----- Records shown -----

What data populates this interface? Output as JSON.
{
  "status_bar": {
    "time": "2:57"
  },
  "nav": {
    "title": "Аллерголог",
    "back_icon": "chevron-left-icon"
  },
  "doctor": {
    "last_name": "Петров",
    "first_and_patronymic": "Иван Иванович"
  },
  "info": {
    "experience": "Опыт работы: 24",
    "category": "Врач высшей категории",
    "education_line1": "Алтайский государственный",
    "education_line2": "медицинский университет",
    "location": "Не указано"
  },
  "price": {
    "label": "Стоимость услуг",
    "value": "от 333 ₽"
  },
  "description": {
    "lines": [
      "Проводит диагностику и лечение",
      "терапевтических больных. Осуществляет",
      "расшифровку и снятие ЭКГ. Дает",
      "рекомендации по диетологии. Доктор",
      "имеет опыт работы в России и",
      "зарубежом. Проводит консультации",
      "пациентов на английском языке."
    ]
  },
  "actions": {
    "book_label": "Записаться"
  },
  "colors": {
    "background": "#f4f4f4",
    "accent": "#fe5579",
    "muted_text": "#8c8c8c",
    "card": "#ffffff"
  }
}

-----
----- Records shown -----

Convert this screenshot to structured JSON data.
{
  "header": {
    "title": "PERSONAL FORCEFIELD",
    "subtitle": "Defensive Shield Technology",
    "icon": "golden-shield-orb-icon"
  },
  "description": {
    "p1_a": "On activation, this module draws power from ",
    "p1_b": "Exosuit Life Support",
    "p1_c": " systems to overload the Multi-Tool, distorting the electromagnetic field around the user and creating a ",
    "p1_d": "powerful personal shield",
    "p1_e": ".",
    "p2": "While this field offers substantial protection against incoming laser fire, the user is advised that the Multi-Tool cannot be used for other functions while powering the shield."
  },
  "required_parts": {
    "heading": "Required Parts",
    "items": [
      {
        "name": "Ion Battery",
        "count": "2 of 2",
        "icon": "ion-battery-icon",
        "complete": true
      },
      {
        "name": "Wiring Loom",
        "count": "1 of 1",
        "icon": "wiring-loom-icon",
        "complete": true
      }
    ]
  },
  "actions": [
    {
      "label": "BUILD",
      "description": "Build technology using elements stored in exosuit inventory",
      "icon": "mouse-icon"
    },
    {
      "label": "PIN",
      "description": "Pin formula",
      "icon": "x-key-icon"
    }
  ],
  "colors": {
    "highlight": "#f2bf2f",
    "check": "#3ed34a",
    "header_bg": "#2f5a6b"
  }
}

-----

Work required: Copy each line above that contains the word "this".

Worked answer:
What data populates this interface? Output as JSON.
Convert this screenshot to structured JSON data.
    "p1_a": "On activation, this module draws power from ",
    "p2": "While this field offers substantial protection against incoming laser fire, the user is advised that the Multi-Tool cannot be used for other functions while powering the shield."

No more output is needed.